* **What to work on**:
Repeat the listing exactly as given, omitting every image.

^^^^

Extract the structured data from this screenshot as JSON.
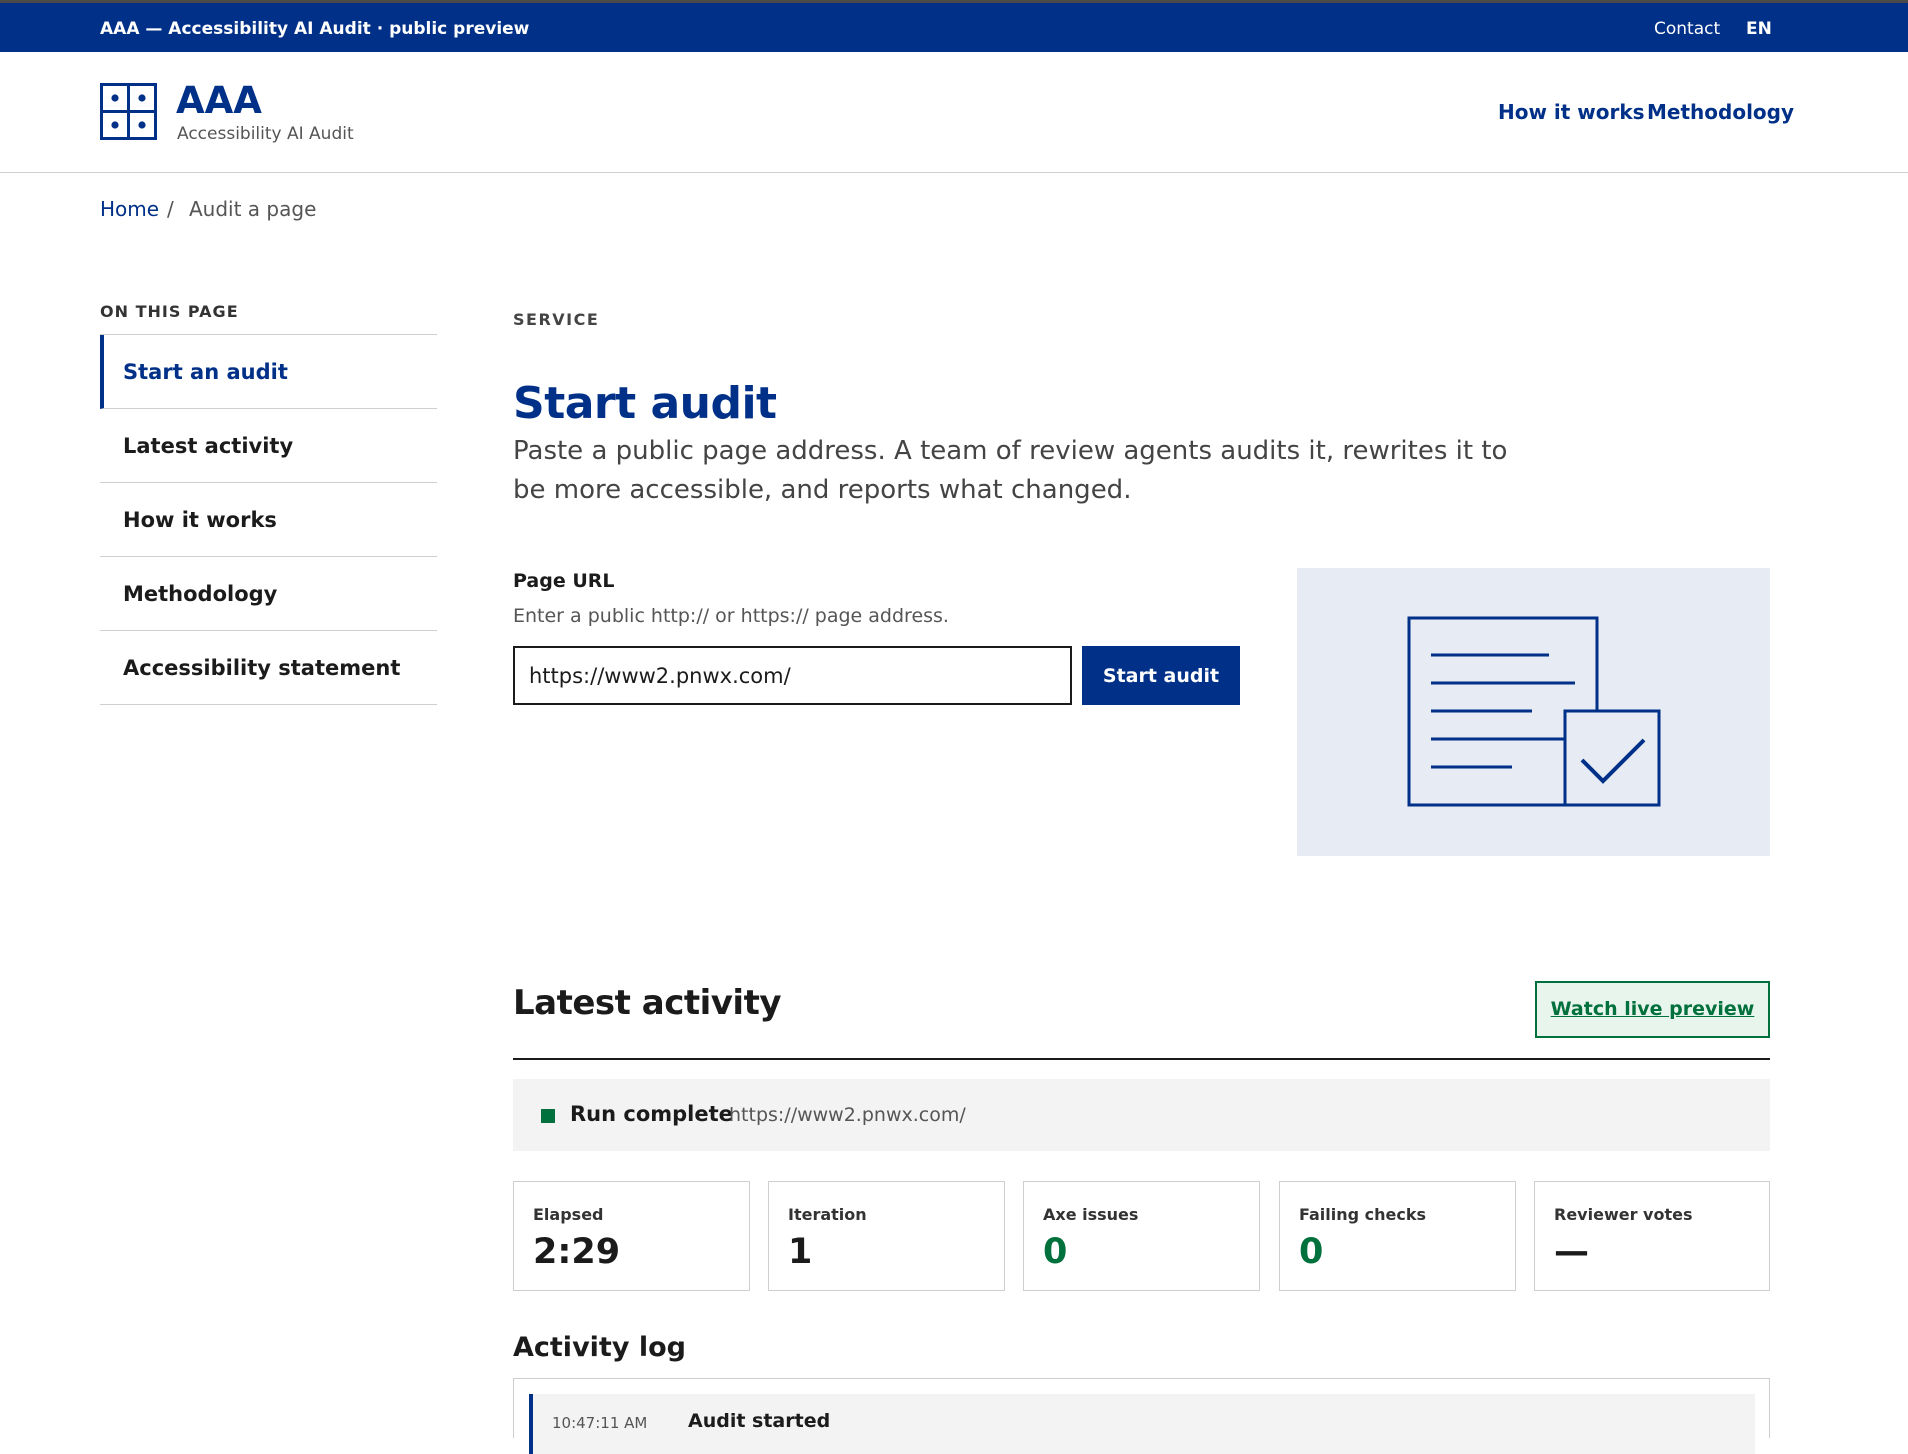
{
  "utility": {
    "brand": "AAA — Accessibility AI Audit · public preview",
    "contact": "Contact",
    "lang": "EN"
  },
  "header": {
    "title": "AAA",
    "subtitle": "Accessibility AI Audit",
    "nav": [
      "How it works",
      "Methodology"
    ]
  },
  "breadcrumb": {
    "home": "Home",
    "separator": "/",
    "current": "Audit a page"
  },
  "sidebar": {
    "heading": "ON THIS PAGE",
    "items": [
      {
        "label": "Start an audit"
      },
      {
        "label": "Latest activity"
      },
      {
        "label": "How it works"
      },
      {
        "label": "Methodology"
      },
      {
        "label": "Accessibility statement"
      }
    ]
  },
  "main": {
    "eyebrow": "SERVICE",
    "title": "Start audit",
    "lead": "Paste a public page address. A team of review agents audits it, rewrites it to be more accessible, and reports what changed.",
    "field_label": "Page URL",
    "field_hint": "Enter a public http:// or https:// page address.",
    "url_value": "https://www2.pnwx.com/",
    "start_button": "Start audit"
  },
  "activity": {
    "title": "Latest activity",
    "watch_button": "Watch live preview",
    "status_label": "Run complete",
    "status_url": "https://www2.pnwx.com/",
    "status_color": "#00703c",
    "stats": [
      {
        "label": "Elapsed",
        "value": "2:29"
      },
      {
        "label": "Iteration",
        "value": "1"
      },
      {
        "label": "Axe issues",
        "value": "0"
      },
      {
        "label": "Failing checks",
        "value": "0"
      },
      {
        "label": "Reviewer votes",
        "value": "—"
      }
    ],
    "log_title": "Activity log",
    "log": [
      {
        "time": "10:47:11 AM",
        "title": "Audit started"
      }
    ]
  },
  "icons": {
    "logo": "grid-dots-icon",
    "illustration": "document-check-icon"
  },
  "colors": {
    "brand": "#003087",
    "success": "#00703c"
  }
}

^^^^

* **Right answer**:
Extract the structured data from this screenshot as JSON.
{
  "utility": {
    "brand": "AAA — Accessibility AI Audit · public preview",
    "contact": "Contact",
    "lang": "EN"
  },
  "header": {
    "title": "AAA",
    "subtitle": "Accessibility AI Audit",
    "nav": [
      "How it works",
      "Methodology"
    ]
  },
  "breadcrumb": {
    "home": "Home",
    "separator": "/",
    "current": "Audit a page"
  },
  "sidebar": {
    "heading": "ON THIS PAGE",
    "items": [
      {
        "label": "Start an audit"
      },
      {
        "label": "Latest activity"
      },
      {
        "label": "How it works"
      },
      {
        "label": "Methodology"
      },
      {
        "label": "Accessibility statement"
      }
    ]
  },
  "main": {
    "eyebrow": "SERVICE",
    "title": "Start audit",
    "lead": "Paste a public page address. A team of review agents audits it, rewrites it to be more accessible, and reports what changed.",
    "field_label": "Page URL",
    "field_hint": "Enter a public http:// or https:// page address.",
    "url_value": "https://www2.pnwx.com/",
    "start_button": "Start audit"
  },
  "activity": {
    "title": "Latest activity",
    "watch_button": "Watch live preview",
    "status_label": "Run complete",
    "status_url": "https://www2.pnwx.com/",
    "status_color": "#00703c",
    "stats": [
      {
        "label": "Elapsed",
        "value": "2:29"
      },
      {
        "label": "Iteration",
        "value": "1"
      },
      {
        "label": "Axe issues",
        "value": "0"
      },
      {
        "label": "Failing checks",
        "value": "0"
      },
      {
        "label": "Reviewer votes",
        "value": "—"
      }
    ],
    "log_title": "Activity log",
    "log": [
      {
        "time": "10:47:11 AM",
        "title": "Audit started"
      }
    ]
  },
  "icons": {
    "logo": "grid-dots-icon",
    "illustration": "document-check-icon"
  },
  "colors": {
    "brand": "#003087",
    "success": "#00703c"
  }
}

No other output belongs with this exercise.